**Task directions**
Locate the lines that hold the string "name". Copy every such line.

-- Start of Available data --

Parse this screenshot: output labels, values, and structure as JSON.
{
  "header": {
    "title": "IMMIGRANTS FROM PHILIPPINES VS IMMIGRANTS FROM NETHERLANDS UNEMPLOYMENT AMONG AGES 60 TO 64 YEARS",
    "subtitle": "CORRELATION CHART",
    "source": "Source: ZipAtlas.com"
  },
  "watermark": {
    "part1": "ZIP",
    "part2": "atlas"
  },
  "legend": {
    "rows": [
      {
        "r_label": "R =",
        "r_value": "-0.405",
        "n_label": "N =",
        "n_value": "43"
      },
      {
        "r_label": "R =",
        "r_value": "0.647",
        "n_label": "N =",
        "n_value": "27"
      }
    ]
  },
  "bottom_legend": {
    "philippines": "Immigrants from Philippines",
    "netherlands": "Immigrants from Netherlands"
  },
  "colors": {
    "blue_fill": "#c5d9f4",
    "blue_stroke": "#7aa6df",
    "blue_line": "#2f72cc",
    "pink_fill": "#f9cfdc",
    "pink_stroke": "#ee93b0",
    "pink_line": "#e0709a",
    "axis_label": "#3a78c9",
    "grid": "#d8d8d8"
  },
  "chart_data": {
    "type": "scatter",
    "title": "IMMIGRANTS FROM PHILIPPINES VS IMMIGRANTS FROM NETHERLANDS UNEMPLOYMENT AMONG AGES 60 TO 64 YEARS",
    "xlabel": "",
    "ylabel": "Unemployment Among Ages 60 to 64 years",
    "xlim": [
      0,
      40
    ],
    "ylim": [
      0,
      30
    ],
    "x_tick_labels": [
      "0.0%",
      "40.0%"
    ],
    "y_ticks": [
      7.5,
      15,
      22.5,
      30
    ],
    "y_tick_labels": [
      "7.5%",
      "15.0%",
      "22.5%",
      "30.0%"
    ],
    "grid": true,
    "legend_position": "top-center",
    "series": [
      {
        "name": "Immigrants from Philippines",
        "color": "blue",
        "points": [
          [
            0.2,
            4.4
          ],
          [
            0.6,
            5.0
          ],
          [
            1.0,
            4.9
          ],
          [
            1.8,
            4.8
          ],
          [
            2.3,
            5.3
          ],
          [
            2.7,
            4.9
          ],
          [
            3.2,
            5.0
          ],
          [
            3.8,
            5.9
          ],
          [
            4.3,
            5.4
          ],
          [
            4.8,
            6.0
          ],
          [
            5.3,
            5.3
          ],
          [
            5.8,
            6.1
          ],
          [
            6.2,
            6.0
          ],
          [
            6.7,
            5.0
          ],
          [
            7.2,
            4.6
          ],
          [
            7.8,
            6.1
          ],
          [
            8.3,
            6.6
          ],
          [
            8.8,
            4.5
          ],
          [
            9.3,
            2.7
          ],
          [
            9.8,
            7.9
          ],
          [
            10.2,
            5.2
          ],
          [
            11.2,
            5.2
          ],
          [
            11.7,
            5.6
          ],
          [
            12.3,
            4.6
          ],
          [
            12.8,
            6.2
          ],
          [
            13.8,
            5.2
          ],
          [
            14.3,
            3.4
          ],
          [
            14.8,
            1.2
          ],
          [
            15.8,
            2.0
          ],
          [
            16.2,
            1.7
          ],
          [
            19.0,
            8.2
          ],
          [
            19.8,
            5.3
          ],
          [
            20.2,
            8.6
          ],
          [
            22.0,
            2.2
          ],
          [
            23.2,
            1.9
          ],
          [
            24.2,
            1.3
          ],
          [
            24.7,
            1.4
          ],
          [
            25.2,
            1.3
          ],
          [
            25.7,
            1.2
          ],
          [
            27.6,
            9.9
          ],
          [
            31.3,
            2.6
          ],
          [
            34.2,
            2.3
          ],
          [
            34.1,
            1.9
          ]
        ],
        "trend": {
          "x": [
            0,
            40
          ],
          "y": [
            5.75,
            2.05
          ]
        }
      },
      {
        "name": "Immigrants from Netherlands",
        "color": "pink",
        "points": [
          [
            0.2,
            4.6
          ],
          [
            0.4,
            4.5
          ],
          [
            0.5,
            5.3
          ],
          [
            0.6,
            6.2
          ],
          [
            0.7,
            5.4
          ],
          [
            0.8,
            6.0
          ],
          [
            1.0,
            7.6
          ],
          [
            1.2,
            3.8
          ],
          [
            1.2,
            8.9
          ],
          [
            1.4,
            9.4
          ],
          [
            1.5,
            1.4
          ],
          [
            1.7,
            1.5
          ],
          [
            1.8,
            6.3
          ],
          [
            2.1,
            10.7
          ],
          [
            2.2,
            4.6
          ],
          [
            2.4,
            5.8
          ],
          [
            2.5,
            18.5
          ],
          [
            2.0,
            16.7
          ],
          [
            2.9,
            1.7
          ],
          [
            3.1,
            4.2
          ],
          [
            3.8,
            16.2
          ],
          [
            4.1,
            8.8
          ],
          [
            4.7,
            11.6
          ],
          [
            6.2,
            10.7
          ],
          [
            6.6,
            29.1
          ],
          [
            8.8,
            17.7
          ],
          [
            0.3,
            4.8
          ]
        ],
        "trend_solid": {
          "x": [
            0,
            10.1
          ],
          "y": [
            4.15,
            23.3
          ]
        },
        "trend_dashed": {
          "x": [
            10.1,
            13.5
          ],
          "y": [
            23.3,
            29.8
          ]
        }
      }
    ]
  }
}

-- End of Available data --

**Answer to the task**
        "name": "Immigrants from Philippines",
        "name": "Immigrants from Netherlands",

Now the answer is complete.